A line counts if it contains the string "left"; say how many such lines there are, giving only the number.

* _Supplied information_:
########################################

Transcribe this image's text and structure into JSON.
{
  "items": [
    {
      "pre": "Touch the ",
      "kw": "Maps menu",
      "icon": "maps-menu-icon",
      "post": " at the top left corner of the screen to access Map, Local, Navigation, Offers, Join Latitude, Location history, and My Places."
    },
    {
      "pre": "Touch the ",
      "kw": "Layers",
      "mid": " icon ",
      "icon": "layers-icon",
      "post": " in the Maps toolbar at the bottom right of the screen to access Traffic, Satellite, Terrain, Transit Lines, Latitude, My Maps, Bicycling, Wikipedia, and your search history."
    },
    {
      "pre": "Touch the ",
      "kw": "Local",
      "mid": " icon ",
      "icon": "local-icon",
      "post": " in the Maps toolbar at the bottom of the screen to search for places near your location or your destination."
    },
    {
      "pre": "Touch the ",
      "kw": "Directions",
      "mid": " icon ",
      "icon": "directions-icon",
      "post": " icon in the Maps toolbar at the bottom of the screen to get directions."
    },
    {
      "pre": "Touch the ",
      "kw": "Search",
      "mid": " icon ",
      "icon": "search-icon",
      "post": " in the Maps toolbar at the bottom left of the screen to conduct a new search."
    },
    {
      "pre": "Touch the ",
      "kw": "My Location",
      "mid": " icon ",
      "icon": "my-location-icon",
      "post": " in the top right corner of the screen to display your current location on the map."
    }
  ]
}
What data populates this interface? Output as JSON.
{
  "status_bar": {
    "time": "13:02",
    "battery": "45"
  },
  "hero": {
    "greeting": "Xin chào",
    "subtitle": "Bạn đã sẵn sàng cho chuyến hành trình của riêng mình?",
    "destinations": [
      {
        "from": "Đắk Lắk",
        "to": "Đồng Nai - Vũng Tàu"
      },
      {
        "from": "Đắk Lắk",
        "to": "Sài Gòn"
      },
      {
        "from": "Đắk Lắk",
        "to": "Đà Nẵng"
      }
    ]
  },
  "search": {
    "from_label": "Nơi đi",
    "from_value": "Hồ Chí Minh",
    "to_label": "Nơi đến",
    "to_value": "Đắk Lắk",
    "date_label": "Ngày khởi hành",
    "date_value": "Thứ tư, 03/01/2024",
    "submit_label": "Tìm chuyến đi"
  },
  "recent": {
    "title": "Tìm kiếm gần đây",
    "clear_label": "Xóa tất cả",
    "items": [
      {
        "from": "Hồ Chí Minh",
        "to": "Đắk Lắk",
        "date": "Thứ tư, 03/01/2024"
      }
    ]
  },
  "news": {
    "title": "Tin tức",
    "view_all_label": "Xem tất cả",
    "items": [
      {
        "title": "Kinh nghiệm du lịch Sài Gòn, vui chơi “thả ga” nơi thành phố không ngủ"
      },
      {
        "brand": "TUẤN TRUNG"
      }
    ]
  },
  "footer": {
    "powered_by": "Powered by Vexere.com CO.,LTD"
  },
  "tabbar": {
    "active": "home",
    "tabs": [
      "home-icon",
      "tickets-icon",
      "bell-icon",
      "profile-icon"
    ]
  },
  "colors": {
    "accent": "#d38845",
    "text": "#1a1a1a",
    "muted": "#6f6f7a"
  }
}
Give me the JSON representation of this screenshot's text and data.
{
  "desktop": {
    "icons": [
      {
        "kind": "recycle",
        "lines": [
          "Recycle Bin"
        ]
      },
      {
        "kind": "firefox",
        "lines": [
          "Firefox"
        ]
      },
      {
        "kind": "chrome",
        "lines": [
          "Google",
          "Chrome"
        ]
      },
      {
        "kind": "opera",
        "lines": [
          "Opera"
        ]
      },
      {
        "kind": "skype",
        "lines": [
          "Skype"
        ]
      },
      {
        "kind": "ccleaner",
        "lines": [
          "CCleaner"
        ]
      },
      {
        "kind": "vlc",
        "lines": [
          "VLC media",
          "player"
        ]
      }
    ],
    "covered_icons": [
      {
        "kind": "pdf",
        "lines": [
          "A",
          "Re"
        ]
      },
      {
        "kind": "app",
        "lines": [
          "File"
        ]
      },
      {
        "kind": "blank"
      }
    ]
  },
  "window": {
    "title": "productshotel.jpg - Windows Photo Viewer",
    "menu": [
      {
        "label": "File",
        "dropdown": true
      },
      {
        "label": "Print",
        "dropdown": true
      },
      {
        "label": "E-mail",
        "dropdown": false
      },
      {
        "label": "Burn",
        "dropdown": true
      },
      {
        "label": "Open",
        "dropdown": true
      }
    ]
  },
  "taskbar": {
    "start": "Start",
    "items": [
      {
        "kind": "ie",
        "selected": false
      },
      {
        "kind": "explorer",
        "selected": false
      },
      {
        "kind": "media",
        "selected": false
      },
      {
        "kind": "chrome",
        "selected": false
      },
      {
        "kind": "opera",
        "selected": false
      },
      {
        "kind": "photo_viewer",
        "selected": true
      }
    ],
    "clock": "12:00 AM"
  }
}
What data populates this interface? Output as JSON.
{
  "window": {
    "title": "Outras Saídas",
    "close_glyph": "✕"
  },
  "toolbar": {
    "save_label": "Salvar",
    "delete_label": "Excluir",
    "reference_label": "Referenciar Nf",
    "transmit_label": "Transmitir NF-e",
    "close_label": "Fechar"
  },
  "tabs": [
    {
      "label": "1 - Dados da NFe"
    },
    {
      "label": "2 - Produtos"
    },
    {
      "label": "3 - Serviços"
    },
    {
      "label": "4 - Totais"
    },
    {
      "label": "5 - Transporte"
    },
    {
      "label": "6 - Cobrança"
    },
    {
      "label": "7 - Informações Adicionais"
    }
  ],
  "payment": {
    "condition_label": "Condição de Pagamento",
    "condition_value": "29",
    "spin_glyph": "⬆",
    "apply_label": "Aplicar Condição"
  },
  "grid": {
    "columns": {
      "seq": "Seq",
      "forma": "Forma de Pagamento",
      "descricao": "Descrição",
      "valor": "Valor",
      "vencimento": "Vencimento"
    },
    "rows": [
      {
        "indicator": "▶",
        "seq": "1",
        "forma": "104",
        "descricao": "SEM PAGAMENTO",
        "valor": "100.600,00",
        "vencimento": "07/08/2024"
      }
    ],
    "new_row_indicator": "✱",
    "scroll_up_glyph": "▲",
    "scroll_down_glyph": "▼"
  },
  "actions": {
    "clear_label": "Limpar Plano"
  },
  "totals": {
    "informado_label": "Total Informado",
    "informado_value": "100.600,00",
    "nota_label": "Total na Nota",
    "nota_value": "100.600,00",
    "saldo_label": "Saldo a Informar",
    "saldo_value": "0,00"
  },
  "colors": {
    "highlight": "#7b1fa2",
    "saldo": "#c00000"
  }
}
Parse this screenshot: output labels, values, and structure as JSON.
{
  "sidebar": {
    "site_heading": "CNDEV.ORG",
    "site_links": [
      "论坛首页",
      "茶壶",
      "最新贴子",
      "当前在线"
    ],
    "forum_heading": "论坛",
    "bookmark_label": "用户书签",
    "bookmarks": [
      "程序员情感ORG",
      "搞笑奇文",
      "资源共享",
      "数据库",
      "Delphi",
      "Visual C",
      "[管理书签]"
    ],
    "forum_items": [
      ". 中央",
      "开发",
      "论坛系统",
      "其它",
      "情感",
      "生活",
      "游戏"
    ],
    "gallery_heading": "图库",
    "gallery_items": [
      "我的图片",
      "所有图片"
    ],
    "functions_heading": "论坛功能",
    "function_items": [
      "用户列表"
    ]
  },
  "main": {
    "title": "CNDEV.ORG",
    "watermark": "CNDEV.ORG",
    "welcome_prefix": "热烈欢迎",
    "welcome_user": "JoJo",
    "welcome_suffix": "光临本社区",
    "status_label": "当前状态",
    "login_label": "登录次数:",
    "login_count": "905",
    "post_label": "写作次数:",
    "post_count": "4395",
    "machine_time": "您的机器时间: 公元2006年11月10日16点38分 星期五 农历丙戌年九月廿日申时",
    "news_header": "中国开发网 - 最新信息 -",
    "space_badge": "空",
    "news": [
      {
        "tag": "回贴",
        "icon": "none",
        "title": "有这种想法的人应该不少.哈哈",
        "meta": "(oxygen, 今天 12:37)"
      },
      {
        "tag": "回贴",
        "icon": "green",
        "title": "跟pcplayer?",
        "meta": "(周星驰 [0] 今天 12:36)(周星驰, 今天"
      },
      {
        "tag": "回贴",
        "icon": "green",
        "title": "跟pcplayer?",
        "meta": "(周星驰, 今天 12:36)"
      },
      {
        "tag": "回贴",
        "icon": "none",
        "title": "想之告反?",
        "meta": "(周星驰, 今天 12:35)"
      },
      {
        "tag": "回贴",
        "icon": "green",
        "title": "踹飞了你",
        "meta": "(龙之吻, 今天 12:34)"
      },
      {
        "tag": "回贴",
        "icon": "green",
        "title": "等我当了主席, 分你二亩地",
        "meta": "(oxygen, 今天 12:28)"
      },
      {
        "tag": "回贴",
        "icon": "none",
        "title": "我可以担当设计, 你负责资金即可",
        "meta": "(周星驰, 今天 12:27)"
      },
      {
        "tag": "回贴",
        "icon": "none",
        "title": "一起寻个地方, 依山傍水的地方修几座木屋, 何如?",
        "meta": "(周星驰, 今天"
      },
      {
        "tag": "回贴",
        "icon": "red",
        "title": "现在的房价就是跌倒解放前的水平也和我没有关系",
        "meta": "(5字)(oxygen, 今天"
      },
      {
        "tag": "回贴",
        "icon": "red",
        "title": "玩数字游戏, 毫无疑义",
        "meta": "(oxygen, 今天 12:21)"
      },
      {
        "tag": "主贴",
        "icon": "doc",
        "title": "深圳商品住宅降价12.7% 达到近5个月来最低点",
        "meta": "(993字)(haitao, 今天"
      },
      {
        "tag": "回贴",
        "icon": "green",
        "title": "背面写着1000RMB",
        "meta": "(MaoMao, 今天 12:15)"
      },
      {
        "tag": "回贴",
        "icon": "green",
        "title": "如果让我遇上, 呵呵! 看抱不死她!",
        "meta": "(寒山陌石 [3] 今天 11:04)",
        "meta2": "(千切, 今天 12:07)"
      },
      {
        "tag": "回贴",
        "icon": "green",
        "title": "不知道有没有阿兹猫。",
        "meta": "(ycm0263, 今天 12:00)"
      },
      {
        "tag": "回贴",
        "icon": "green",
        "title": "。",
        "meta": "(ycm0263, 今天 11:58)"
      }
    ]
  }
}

########################################

* _Problem solution_: 2